Dataset rows about figures
★ ★ ★ ★ ★
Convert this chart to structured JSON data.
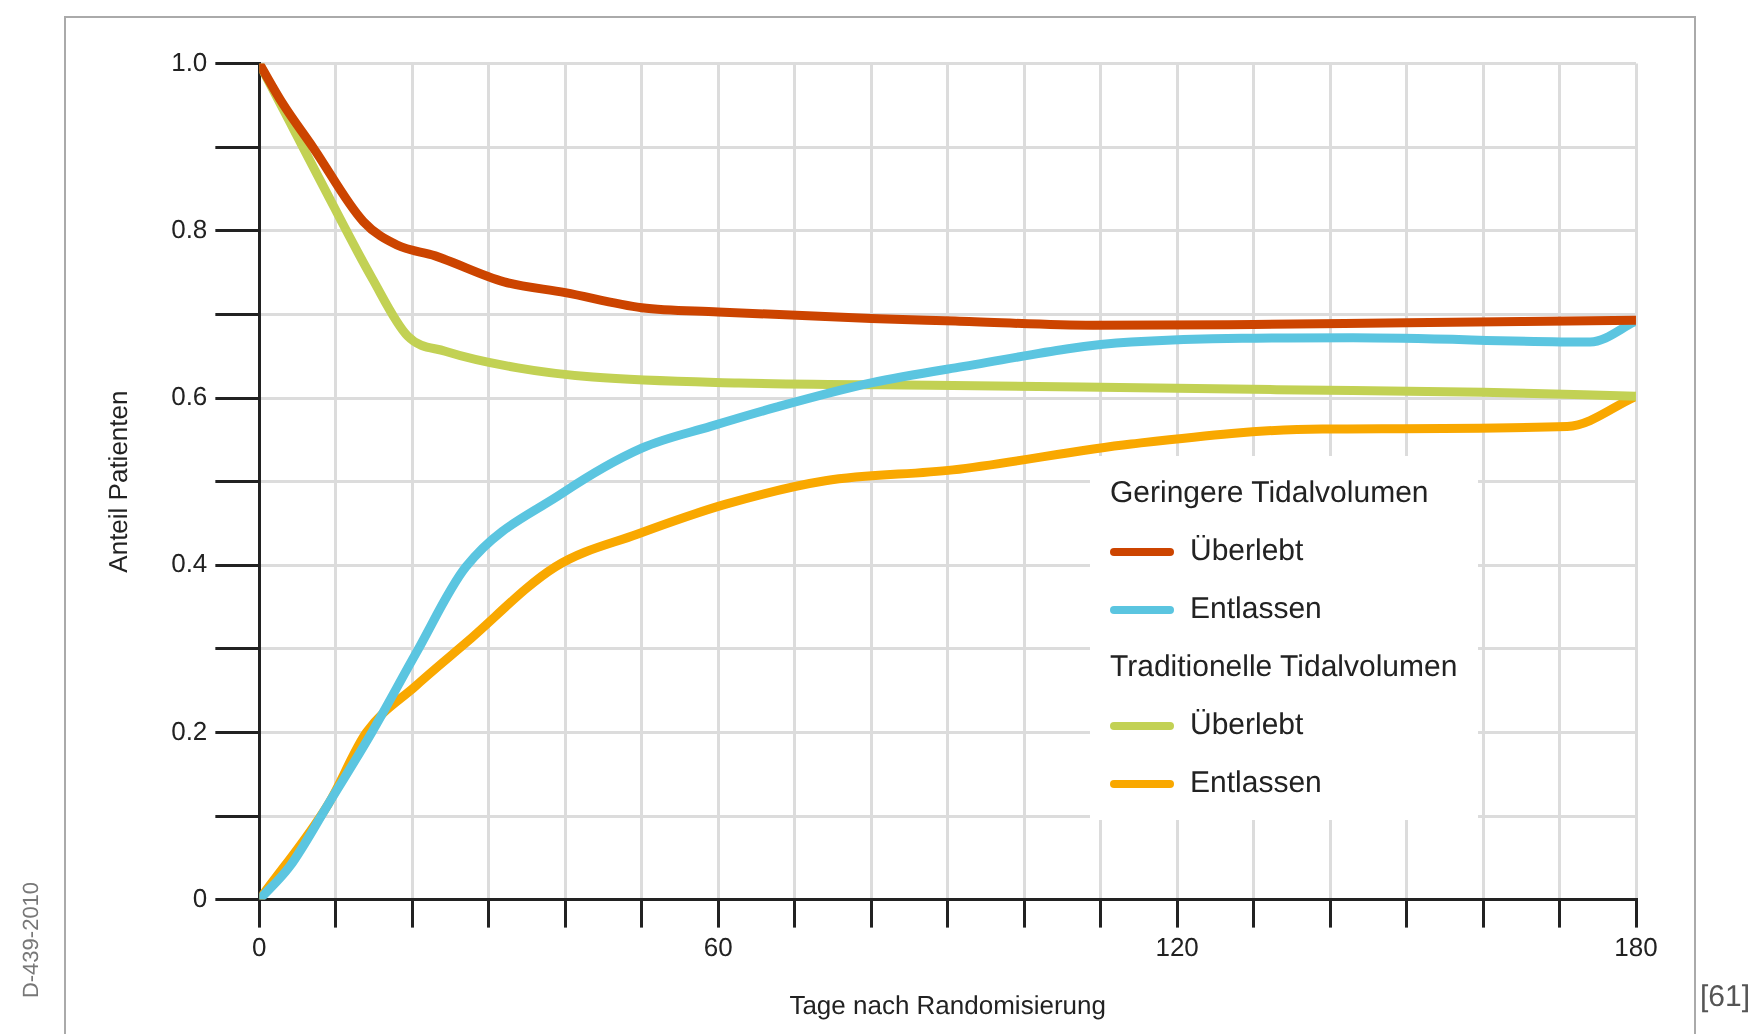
{
  "chart_data": {
    "type": "line",
    "xlabel": "Tage nach Randomisierung",
    "ylabel": "Anteil Patienten",
    "xlim": [
      0,
      180
    ],
    "ylim": [
      0,
      1
    ],
    "xticks": [
      0,
      {
        "value": 10,
        "label": null
      },
      {
        "value": 20,
        "label": null
      },
      {
        "value": 30,
        "label": null
      },
      {
        "value": 40,
        "label": null
      },
      {
        "value": 50,
        "label": null
      },
      60,
      {
        "value": 70,
        "label": null
      },
      {
        "value": 80,
        "label": null
      },
      {
        "value": 90,
        "label": null
      },
      {
        "value": 100,
        "label": null
      },
      {
        "value": 110,
        "label": null
      },
      120,
      {
        "value": 130,
        "label": null
      },
      {
        "value": 140,
        "label": null
      },
      {
        "value": 150,
        "label": null
      },
      {
        "value": 160,
        "label": null
      },
      {
        "value": 170,
        "label": null
      },
      180
    ],
    "yticks": [
      0,
      {
        "value": 0.1,
        "label": null
      },
      0.2,
      {
        "value": 0.3,
        "label": null
      },
      0.4,
      {
        "value": 0.5,
        "label": null
      },
      0.6,
      {
        "value": 0.7,
        "label": null
      },
      0.8,
      {
        "value": 0.9,
        "label": null
      },
      {
        "value": 1,
        "label": "1.0"
      }
    ],
    "grid": true,
    "legend": "bottom right",
    "marker": "none",
    "line_style": "solid",
    "annotations": [
      "Geringere Tidalvolumen",
      "Traditionelle Tidalvolumen",
      "[61]",
      "D-439-2010"
    ],
    "series": [
      {
        "name": "Überlebt",
        "color": "#cc4400",
        "x": [
          0,
          3,
          7,
          13.6,
          18,
          23,
          32,
          40,
          50,
          60,
          80,
          91,
          109,
          130,
          150,
          180
        ],
        "values": [
          1,
          0.953,
          0.9,
          0.811,
          0.783,
          0.77,
          0.739,
          0.726,
          0.708,
          0.703,
          0.695,
          0.692,
          0.687,
          0.688,
          0.69,
          0.693
        ]
      },
      {
        "name": "Entlassen",
        "color": "#5bc5e0",
        "x": [
          0,
          4,
          9,
          14.7,
          20.5,
          27,
          39.6,
          50,
          59,
          67.6,
          80,
          91,
          114,
          143,
          174,
          180
        ],
        "values": [
          0,
          0.04,
          0.114,
          0.2,
          0.295,
          0.398,
          0.486,
          0.54,
          0.566,
          0.589,
          0.618,
          0.636,
          0.667,
          0.672,
          0.667,
          0.692
        ]
      },
      {
        "name": "Überlebt",
        "color": "#c2d154",
        "x": [
          0,
          4,
          7.8,
          14.7,
          19.4,
          24.3,
          33.8,
          43.6,
          62.7,
          90.7,
          133,
          160,
          180
        ],
        "values": [
          1,
          0.93,
          0.863,
          0.744,
          0.674,
          0.656,
          0.636,
          0.625,
          0.618,
          0.615,
          0.61,
          0.607,
          0.602
        ]
      },
      {
        "name": "Entlassen",
        "color": "#f9a800",
        "x": [
          0,
          9,
          14,
          20.5,
          27,
          38.7,
          49.4,
          61,
          74,
          90.7,
          114,
          139,
          171,
          180
        ],
        "values": [
          0,
          0.114,
          0.2,
          0.256,
          0.307,
          0.398,
          0.437,
          0.473,
          0.501,
          0.514,
          0.545,
          0.563,
          0.566,
          0.602
        ]
      }
    ]
  }
}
★ ★ ★ ★ ★
● Your instructions
Copy each line above precisely, dropping the pictures.

● Solution below
Convert this chart to structured JSON data.
{
  "chart_data": {
    "type": "line",
    "xlabel": "Tage nach Randomisierung",
    "ylabel": "Anteil Patienten",
    "xlim": [
      0,
      180
    ],
    "ylim": [
      0,
      1
    ],
    "xticks": [
      0,
      {
        "value": 10,
        "label": null
      },
      {
        "value": 20,
        "label": null
      },
      {
        "value": 30,
        "label": null
      },
      {
        "value": 40,
        "label": null
      },
      {
        "value": 50,
        "label": null
      },
      60,
      {
        "value": 70,
        "label": null
      },
      {
        "value": 80,
        "label": null
      },
      {
        "value": 90,
        "label": null
      },
      {
        "value": 100,
        "label": null
      },
      {
        "value": 110,
        "label": null
      },
      120,
      {
        "value": 130,
        "label": null
      },
      {
        "value": 140,
        "label": null
      },
      {
        "value": 150,
        "label": null
      },
      {
        "value": 160,
        "label": null
      },
      {
        "value": 170,
        "label": null
      },
      180
    ],
    "yticks": [
      0,
      {
        "value": 0.1,
        "label": null
      },
      0.2,
      {
        "value": 0.3,
        "label": null
      },
      0.4,
      {
        "value": 0.5,
        "label": null
      },
      0.6,
      {
        "value": 0.7,
        "label": null
      },
      0.8,
      {
        "value": 0.9,
        "label": null
      },
      {
        "value": 1,
        "label": "1.0"
      }
    ],
    "grid": true,
    "legend": "bottom right",
    "marker": "none",
    "line_style": "solid",
    "annotations": [
      "Geringere Tidalvolumen",
      "Traditionelle Tidalvolumen",
      "[61]",
      "D-439-2010"
    ],
    "series": [
      {
        "name": "Überlebt",
        "color": "#cc4400",
        "x": [
          0,
          3,
          7,
          13.6,
          18,
          23,
          32,
          40,
          50,
          60,
          80,
          91,
          109,
          130,
          150,
          180
        ],
        "values": [
          1,
          0.953,
          0.9,
          0.811,
          0.783,
          0.77,
          0.739,
          0.726,
          0.708,
          0.703,
          0.695,
          0.692,
          0.687,
          0.688,
          0.69,
          0.693
        ]
      },
      {
        "name": "Entlassen",
        "color": "#5bc5e0",
        "x": [
          0,
          4,
          9,
          14.7,
          20.5,
          27,
          39.6,
          50,
          59,
          67.6,
          80,
          91,
          114,
          143,
          174,
          180
        ],
        "values": [
          0,
          0.04,
          0.114,
          0.2,
          0.295,
          0.398,
          0.486,
          0.54,
          0.566,
          0.589,
          0.618,
          0.636,
          0.667,
          0.672,
          0.667,
          0.692
        ]
      },
      {
        "name": "Überlebt",
        "color": "#c2d154",
        "x": [
          0,
          4,
          7.8,
          14.7,
          19.4,
          24.3,
          33.8,
          43.6,
          62.7,
          90.7,
          133,
          160,
          180
        ],
        "values": [
          1,
          0.93,
          0.863,
          0.744,
          0.674,
          0.656,
          0.636,
          0.625,
          0.618,
          0.615,
          0.61,
          0.607,
          0.602
        ]
      },
      {
        "name": "Entlassen",
        "color": "#f9a800",
        "x": [
          0,
          9,
          14,
          20.5,
          27,
          38.7,
          49.4,
          61,
          74,
          90.7,
          114,
          139,
          171,
          180
        ],
        "values": [
          0,
          0.114,
          0.2,
          0.256,
          0.307,
          0.398,
          0.437,
          0.473,
          0.501,
          0.514,
          0.545,
          0.563,
          0.566,
          0.602
        ]
      }
    ]
  }
}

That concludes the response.